» **STORED RECORDS**
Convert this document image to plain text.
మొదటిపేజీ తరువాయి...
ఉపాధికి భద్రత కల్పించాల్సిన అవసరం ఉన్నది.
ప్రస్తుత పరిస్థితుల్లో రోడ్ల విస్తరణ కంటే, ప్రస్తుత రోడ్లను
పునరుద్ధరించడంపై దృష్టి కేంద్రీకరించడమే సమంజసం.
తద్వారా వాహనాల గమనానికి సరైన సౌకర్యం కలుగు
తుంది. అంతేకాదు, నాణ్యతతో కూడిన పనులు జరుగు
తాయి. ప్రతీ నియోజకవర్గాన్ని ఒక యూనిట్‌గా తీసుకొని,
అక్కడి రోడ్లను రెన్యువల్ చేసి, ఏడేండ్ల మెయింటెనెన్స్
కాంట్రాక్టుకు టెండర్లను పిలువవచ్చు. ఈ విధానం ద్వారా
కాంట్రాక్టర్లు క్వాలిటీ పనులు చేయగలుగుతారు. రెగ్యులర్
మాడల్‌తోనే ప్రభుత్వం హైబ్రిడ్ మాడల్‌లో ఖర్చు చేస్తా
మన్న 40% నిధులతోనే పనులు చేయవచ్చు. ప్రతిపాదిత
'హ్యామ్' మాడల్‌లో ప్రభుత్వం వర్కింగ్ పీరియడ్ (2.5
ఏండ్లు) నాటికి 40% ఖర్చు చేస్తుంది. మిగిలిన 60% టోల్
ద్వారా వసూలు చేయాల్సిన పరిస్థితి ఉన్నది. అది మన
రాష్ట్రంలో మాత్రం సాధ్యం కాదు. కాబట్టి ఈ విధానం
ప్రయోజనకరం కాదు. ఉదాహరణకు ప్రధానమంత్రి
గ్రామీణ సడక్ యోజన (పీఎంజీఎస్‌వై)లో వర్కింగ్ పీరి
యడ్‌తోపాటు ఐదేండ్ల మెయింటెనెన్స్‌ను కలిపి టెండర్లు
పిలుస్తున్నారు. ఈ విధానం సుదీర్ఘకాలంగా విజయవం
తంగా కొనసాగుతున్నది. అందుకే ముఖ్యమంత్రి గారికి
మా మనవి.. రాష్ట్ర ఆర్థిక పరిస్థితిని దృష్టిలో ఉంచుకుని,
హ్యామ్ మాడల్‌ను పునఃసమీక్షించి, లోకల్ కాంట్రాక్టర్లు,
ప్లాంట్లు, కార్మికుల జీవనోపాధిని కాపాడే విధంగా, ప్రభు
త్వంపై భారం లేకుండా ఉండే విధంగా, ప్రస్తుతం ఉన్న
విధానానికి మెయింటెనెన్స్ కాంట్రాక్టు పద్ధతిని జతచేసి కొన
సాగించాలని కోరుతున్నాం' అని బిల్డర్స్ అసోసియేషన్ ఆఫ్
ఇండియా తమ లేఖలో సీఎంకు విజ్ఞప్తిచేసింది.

» **REQUIREMENTS**
Reproduce every line of the data verbatim.

» **CORRECT RESPONSE**
Convert this document image to plain text.
మొదటిపేజీ తరువాయి...
ఉపాధికి భద్రత కల్పించాల్సిన అవసరం ఉన్నది.
ప్రస్తుత పరిస్థితుల్లో రోడ్ల విస్తరణ కంటే, ప్రస్తుత రోడ్లను
పునరుద్ధరించడంపై దృష్టి కేంద్రీకరించడమే సమంజసం.
తద్వారా వాహనాల గమనానికి సరైన సౌకర్యం కలుగు
తుంది. అంతేకాదు, నాణ్యతతో కూడిన పనులు జరుగు
తాయి. ప్రతీ నియోజకవర్గాన్ని ఒక యూనిట్‌గా తీసుకొని,
అక్కడి రోడ్లను రెన్యువల్ చేసి, ఏడేండ్ల మెయింటెనెన్స్
కాంట్రాక్టుకు టెండర్లను పిలువవచ్చు. ఈ విధానం ద్వారా
కాంట్రాక్టర్లు క్వాలిటీ పనులు చేయగలుగుతారు. రెగ్యులర్
మాడల్‌తోనే ప్రభుత్వం హైబ్రిడ్ మాడల్‌లో ఖర్చు చేస్తా
మన్న 40% నిధులతోనే పనులు చేయవచ్చు. ప్రతిపాదిత
'హ్యామ్' మాడల్‌లో ప్రభుత్వం వర్కింగ్ పీరియడ్ (2.5
ఏండ్లు) నాటికి 40% ఖర్చు చేస్తుంది. మిగిలిన 60% టోల్
ద్వారా వసూలు చేయాల్సిన పరిస్థితి ఉన్నది. అది మన
రాష్ట్రంలో మాత్రం సాధ్యం కాదు. కాబట్టి ఈ విధానం
ప్రయోజనకరం కాదు. ఉదాహరణకు ప్రధానమంత్రి
గ్రామీణ సడక్ యోజన (పీఎంజీఎస్‌వై)లో వర్కింగ్ పీరి
యడ్‌తోపాటు ఐదేండ్ల మెయింటెనెన్స్‌ను కలిపి టెండర్లు
పిలుస్తున్నారు. ఈ విధానం సుదీర్ఘకాలంగా విజయవం
తంగా కొనసాగుతున్నది. అందుకే ముఖ్యమంత్రి గారికి
మా మనవి.. రాష్ట్ర ఆర్థిక పరిస్థితిని దృష్టిలో ఉంచుకుని,
హ్యామ్ మాడల్‌ను పునఃసమీక్షించి, లోకల్ కాంట్రాక్టర్లు,
ప్లాంట్లు, కార్మికుల జీవనోపాధిని కాపాడే విధంగా, ప్రభు
త్వంపై భారం లేకుండా ఉండే విధంగా, ప్రస్తుతం ఉన్న
విధానానికి మెయింటెనెన్స్ కాంట్రాక్టు పద్ధతిని జతచేసి కొన
సాగించాలని కోరుతున్నాం' అని బిల్డర్స్ అసోసియేషన్ ఆఫ్
ఇండియా తమ లేఖలో సీఎంకు విజ్ఞప్తిచేసింది.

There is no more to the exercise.